--- BEGIN MATERIAL SUPPLIED ---
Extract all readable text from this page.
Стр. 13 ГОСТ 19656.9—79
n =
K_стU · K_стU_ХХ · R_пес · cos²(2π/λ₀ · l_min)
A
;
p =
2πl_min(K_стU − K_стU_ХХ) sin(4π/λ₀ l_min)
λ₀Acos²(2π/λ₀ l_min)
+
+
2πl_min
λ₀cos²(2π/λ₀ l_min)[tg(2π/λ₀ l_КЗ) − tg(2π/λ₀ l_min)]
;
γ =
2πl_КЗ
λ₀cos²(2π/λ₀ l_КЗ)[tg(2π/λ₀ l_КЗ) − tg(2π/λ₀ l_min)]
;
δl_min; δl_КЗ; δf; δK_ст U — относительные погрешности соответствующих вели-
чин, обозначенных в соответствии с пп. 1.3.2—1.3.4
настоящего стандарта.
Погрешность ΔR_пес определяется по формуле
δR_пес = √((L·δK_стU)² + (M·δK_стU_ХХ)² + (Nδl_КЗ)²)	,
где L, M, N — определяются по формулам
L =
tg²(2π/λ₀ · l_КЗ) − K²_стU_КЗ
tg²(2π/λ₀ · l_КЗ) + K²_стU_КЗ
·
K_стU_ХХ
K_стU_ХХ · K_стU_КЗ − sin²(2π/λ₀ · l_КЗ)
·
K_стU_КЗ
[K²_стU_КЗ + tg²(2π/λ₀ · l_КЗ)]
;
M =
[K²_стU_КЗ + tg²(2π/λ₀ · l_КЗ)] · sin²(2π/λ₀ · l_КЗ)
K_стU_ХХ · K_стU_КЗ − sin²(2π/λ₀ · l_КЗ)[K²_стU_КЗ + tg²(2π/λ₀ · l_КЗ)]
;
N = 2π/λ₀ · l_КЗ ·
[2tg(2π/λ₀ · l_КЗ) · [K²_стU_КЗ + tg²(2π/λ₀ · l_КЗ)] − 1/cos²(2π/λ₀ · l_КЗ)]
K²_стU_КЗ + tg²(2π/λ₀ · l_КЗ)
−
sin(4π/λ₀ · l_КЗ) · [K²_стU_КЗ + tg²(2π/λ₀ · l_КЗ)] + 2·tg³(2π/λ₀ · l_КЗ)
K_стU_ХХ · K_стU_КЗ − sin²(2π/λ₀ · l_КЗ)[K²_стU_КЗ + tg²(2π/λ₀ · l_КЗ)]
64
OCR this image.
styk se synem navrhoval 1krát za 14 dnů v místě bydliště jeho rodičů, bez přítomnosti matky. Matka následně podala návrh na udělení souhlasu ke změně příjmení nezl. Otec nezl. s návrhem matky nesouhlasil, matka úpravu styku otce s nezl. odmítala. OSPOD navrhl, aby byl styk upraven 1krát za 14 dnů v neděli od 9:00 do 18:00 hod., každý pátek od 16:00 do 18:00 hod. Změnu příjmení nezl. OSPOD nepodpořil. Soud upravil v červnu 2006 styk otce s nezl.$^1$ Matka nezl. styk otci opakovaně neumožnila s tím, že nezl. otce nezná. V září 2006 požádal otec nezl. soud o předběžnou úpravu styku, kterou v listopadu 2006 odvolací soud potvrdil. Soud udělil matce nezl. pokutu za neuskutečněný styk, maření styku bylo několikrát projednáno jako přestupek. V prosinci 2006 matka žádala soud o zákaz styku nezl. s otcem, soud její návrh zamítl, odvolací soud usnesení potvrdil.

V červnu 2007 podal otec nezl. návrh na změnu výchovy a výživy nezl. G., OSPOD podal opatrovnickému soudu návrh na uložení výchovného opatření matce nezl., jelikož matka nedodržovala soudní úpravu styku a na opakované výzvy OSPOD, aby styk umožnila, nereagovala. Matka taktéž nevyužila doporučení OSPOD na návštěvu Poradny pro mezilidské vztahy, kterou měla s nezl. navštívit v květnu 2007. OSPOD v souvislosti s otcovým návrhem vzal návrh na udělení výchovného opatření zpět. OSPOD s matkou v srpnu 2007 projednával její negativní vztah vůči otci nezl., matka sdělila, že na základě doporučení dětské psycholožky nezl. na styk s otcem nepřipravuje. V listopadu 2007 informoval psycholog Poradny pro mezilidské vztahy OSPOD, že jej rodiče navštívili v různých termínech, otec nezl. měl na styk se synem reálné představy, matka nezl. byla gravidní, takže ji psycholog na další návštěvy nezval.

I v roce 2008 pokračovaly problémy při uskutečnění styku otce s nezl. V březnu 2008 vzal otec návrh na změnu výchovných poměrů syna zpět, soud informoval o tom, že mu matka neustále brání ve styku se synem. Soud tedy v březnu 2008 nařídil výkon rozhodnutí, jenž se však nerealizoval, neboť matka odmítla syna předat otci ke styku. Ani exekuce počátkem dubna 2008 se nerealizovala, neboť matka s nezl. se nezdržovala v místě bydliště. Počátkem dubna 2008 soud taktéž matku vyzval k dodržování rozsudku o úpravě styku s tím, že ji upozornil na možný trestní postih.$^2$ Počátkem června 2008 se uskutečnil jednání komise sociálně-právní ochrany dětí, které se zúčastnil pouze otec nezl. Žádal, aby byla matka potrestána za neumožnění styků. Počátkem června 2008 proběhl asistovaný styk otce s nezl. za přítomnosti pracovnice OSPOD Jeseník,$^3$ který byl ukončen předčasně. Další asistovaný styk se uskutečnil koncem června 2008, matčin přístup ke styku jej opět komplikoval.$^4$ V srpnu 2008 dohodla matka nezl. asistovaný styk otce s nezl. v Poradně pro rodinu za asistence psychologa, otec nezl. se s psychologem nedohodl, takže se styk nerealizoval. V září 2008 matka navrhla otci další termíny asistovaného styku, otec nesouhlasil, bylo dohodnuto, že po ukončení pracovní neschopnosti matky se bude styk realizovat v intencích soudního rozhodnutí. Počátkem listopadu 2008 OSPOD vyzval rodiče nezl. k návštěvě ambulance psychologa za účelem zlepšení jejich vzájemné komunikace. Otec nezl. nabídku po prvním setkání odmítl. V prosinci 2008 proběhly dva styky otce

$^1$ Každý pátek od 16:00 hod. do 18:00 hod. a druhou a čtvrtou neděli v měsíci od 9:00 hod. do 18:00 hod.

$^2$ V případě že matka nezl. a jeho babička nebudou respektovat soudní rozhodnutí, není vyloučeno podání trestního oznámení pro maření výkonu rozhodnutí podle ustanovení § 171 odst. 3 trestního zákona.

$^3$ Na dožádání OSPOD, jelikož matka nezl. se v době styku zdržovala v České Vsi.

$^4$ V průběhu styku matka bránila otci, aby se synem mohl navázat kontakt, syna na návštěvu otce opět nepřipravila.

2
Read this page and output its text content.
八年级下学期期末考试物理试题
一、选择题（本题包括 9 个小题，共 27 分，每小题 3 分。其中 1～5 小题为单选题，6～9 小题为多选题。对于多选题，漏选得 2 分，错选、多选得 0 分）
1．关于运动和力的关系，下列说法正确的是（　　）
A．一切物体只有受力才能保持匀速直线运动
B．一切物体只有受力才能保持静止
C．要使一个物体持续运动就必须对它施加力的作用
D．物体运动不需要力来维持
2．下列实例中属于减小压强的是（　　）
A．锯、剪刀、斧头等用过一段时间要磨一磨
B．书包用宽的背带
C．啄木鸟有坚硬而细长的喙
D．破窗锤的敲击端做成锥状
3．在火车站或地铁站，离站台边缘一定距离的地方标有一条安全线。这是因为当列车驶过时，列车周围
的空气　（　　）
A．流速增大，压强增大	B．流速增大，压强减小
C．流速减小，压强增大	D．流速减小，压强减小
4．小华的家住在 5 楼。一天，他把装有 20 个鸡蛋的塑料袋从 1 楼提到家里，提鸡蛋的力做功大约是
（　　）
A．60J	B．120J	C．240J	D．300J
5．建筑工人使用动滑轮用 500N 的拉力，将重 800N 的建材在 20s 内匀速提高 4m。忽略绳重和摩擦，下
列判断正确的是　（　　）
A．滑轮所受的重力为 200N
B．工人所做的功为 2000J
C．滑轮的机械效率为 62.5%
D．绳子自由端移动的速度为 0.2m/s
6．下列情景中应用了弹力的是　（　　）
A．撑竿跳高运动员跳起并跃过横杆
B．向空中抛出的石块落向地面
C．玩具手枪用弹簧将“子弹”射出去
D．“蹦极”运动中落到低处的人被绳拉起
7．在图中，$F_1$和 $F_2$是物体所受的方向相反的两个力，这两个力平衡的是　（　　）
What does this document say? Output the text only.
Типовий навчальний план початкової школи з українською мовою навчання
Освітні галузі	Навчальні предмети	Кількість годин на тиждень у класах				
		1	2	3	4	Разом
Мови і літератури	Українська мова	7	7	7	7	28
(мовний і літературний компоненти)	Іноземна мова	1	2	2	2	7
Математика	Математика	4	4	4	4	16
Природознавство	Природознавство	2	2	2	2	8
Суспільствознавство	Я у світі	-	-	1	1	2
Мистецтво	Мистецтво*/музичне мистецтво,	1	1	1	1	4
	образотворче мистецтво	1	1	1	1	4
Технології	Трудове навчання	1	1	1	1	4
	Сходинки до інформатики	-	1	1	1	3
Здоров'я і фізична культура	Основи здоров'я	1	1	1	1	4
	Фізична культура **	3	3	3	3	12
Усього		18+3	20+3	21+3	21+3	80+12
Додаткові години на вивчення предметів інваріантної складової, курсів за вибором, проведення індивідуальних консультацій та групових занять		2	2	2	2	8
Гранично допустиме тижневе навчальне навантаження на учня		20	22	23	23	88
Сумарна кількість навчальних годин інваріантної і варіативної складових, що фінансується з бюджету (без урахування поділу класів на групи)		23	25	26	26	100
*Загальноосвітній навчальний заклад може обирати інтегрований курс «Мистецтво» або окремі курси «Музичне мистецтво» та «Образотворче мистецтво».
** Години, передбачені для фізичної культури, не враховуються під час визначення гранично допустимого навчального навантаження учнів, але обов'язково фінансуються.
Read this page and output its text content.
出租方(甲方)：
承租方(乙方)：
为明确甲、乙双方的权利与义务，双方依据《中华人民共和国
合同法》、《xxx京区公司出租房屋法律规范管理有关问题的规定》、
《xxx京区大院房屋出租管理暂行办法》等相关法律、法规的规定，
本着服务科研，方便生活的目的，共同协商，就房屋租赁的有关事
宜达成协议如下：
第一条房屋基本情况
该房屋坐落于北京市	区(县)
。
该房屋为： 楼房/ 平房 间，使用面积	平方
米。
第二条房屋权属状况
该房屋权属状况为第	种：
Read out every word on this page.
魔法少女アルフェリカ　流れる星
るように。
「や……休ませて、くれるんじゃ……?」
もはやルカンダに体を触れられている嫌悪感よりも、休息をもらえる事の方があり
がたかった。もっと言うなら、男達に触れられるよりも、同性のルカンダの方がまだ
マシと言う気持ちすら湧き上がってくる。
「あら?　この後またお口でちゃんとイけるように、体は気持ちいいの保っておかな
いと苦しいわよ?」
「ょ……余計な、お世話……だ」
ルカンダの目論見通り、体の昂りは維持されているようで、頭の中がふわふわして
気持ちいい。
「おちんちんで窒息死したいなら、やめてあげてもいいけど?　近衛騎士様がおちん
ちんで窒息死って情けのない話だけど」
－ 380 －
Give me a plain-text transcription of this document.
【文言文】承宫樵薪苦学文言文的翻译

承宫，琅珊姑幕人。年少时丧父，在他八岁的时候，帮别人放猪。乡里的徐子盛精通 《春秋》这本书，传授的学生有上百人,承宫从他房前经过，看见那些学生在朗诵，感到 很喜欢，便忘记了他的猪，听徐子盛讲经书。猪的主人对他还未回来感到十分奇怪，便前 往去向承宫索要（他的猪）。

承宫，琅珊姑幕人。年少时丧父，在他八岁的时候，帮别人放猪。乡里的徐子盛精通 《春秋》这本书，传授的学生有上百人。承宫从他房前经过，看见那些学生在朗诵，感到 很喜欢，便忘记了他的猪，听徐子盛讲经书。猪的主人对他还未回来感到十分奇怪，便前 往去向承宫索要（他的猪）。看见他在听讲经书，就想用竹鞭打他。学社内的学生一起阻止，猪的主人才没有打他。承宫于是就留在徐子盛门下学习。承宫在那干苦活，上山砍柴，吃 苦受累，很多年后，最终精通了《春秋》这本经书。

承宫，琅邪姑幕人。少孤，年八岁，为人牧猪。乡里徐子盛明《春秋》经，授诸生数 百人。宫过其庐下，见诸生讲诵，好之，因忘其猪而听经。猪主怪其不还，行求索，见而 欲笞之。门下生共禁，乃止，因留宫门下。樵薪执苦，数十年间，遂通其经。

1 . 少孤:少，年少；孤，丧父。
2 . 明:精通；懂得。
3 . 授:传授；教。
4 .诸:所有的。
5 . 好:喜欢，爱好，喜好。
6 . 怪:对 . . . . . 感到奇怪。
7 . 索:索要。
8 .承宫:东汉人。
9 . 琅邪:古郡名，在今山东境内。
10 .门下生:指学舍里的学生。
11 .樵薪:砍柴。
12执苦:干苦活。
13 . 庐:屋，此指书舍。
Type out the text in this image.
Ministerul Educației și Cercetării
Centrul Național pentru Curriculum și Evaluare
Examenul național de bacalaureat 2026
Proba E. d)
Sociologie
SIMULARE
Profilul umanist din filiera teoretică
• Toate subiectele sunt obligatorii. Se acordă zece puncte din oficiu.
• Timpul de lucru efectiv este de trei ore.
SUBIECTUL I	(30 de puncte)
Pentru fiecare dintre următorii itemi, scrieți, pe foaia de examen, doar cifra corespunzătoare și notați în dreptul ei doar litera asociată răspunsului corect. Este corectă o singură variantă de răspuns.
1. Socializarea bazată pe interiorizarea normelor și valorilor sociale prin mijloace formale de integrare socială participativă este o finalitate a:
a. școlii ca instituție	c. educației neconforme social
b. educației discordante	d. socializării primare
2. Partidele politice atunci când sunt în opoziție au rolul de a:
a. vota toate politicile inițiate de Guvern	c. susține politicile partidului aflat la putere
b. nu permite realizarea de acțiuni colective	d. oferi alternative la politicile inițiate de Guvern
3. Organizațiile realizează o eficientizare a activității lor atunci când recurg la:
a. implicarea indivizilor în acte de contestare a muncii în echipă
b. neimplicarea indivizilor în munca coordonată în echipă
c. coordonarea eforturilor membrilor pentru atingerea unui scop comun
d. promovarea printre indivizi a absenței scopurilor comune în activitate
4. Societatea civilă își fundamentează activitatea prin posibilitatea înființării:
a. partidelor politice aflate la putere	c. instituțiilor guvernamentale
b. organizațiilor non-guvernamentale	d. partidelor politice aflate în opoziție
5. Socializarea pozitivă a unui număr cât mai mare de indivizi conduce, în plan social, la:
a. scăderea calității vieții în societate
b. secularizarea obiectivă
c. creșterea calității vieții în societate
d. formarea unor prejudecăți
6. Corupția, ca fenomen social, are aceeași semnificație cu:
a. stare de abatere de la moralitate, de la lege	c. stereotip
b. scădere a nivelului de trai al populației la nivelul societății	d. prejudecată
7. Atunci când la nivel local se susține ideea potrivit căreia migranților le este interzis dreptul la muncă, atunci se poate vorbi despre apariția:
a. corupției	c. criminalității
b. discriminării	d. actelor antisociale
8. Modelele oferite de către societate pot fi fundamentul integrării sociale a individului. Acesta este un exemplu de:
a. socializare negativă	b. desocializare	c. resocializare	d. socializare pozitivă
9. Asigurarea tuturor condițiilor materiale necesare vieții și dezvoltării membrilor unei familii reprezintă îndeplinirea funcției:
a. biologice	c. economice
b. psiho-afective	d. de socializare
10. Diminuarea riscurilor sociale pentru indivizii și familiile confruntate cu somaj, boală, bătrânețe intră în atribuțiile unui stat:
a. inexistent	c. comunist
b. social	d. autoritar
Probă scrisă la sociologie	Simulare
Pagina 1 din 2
--- END MATERIAL SUPPLIED ---
Pull out all lines containing the word "putere" from the entries above.

a. vota toate politicile inițiate de Guvern	c. susține politicile partidului aflat la putere
a. partidelor politice aflate la putere	c. instituțiilor guvernamentale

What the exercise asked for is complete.